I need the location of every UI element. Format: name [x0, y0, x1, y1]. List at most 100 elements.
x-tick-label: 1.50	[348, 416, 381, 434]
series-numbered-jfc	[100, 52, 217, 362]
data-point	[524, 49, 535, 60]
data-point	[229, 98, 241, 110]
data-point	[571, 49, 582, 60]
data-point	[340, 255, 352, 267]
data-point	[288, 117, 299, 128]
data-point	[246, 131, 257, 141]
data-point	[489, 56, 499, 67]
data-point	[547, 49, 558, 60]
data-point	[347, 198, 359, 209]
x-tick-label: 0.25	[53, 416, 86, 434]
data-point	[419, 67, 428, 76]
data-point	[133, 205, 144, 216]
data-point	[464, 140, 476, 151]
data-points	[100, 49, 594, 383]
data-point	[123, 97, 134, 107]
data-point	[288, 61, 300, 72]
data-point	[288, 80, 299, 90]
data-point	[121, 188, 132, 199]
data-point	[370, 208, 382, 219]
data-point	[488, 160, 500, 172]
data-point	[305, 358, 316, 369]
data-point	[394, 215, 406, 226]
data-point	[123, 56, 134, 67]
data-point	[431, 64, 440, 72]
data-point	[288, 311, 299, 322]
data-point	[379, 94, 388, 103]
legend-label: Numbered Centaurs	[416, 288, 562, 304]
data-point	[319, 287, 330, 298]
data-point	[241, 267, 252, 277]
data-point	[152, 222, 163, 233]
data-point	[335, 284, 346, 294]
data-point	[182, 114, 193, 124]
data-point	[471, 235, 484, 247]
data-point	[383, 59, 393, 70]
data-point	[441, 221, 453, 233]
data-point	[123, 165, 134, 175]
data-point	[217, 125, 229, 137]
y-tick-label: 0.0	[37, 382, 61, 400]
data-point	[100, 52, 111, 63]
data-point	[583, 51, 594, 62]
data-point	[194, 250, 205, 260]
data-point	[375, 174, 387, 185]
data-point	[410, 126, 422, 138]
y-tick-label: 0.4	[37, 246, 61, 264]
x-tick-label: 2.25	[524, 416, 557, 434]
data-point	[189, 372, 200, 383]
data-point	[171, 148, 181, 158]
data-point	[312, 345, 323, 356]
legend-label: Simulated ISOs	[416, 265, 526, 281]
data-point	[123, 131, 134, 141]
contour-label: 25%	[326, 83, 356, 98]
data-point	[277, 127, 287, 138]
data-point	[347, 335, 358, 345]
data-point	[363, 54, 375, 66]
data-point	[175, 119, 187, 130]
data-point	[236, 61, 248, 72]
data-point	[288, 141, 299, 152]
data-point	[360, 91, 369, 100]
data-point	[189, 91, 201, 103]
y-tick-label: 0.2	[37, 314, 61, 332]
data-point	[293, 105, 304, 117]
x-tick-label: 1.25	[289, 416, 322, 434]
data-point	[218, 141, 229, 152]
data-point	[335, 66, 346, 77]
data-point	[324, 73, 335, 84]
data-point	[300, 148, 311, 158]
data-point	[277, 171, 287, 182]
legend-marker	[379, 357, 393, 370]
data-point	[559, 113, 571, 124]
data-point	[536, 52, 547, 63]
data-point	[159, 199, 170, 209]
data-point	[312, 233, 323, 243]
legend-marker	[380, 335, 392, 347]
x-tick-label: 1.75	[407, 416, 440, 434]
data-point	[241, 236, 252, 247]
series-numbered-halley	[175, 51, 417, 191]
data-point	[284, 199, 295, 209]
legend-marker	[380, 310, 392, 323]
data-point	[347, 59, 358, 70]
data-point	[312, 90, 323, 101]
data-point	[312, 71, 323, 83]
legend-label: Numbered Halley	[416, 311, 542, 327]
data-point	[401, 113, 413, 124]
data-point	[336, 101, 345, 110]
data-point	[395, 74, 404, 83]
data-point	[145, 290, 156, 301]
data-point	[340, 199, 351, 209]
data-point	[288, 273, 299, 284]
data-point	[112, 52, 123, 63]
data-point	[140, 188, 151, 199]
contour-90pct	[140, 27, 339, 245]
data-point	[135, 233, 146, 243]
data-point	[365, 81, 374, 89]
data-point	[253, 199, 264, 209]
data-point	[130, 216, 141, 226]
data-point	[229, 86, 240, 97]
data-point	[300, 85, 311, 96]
========
◆ WHAT THE TASK ASKS
Copy every line of the entries above word for word, with each name and its bracketed coordinates unchanged and in the same order.

◆ RESPONSE TO THIS TASK
I need the location of every UI element. Format: name [x0, y0, x1, y1]. List at most 100 elements.
x-tick-label: 1.50	[348, 416, 381, 434]
series-numbered-jfc	[100, 52, 217, 362]
data-point	[524, 49, 535, 60]
data-point	[229, 98, 241, 110]
data-point	[571, 49, 582, 60]
data-point	[340, 255, 352, 267]
data-point	[288, 117, 299, 128]
data-point	[246, 131, 257, 141]
data-point	[489, 56, 499, 67]
data-point	[547, 49, 558, 60]
data-point	[347, 198, 359, 209]
x-tick-label: 0.25	[53, 416, 86, 434]
data-point	[419, 67, 428, 76]
data-point	[133, 205, 144, 216]
data-point	[464, 140, 476, 151]
data-points	[100, 49, 594, 383]
data-point	[123, 97, 134, 107]
data-point	[288, 61, 300, 72]
data-point	[288, 80, 299, 90]
data-point	[121, 188, 132, 199]
data-point	[370, 208, 382, 219]
data-point	[488, 160, 500, 172]
data-point	[305, 358, 316, 369]
data-point	[394, 215, 406, 226]
data-point	[123, 56, 134, 67]
data-point	[431, 64, 440, 72]
data-point	[288, 311, 299, 322]
data-point	[379, 94, 388, 103]
legend-label: Numbered Centaurs	[416, 288, 562, 304]
data-point	[319, 287, 330, 298]
data-point	[241, 267, 252, 277]
data-point	[152, 222, 163, 233]
data-point	[335, 284, 346, 294]
data-point	[182, 114, 193, 124]
data-point	[471, 235, 484, 247]
data-point	[383, 59, 393, 70]
data-point	[441, 221, 453, 233]
data-point	[123, 165, 134, 175]
data-point	[217, 125, 229, 137]
y-tick-label: 0.0	[37, 382, 61, 400]
data-point	[100, 52, 111, 63]
data-point	[583, 51, 594, 62]
data-point	[194, 250, 205, 260]
data-point	[375, 174, 387, 185]
data-point	[410, 126, 422, 138]
y-tick-label: 0.4	[37, 246, 61, 264]
x-tick-label: 2.25	[524, 416, 557, 434]
data-point	[189, 372, 200, 383]
data-point	[171, 148, 181, 158]
data-point	[312, 345, 323, 356]
legend-label: Simulated ISOs	[416, 265, 526, 281]
data-point	[123, 131, 134, 141]
contour-label: 25%	[326, 83, 356, 98]
data-point	[277, 127, 287, 138]
data-point	[347, 335, 358, 345]
data-point	[363, 54, 375, 66]
data-point	[175, 119, 187, 130]
data-point	[236, 61, 248, 72]
data-point	[288, 141, 299, 152]
data-point	[360, 91, 369, 100]
data-point	[189, 91, 201, 103]
y-tick-label: 0.2	[37, 314, 61, 332]
data-point	[293, 105, 304, 117]
x-tick-label: 1.25	[289, 416, 322, 434]
data-point	[218, 141, 229, 152]
data-point	[335, 66, 346, 77]
data-point	[324, 73, 335, 84]
data-point	[300, 148, 311, 158]
data-point	[277, 171, 287, 182]
legend-marker	[379, 357, 393, 370]
data-point	[559, 113, 571, 124]
data-point	[536, 52, 547, 63]
data-point	[159, 199, 170, 209]
data-point	[312, 233, 323, 243]
legend-marker	[380, 335, 392, 347]
x-tick-label: 1.75	[407, 416, 440, 434]
data-point	[241, 236, 252, 247]
series-numbered-halley	[175, 51, 417, 191]
data-point	[284, 199, 295, 209]
legend-marker	[380, 310, 392, 323]
data-point	[347, 59, 358, 70]
data-point	[312, 90, 323, 101]
data-point	[312, 71, 323, 83]
legend-label: Numbered Halley	[416, 311, 542, 327]
data-point	[401, 113, 413, 124]
data-point	[336, 101, 345, 110]
data-point	[395, 74, 404, 83]
data-point	[145, 290, 156, 301]
data-point	[340, 199, 351, 209]
data-point	[288, 273, 299, 284]
data-point	[112, 52, 123, 63]
data-point	[140, 188, 151, 199]
contour-90pct	[140, 27, 339, 245]
data-point	[135, 233, 146, 243]
data-point	[365, 81, 374, 89]
data-point	[253, 199, 264, 209]
data-point	[130, 216, 141, 226]
data-point	[229, 86, 240, 97]
data-point	[300, 85, 311, 96]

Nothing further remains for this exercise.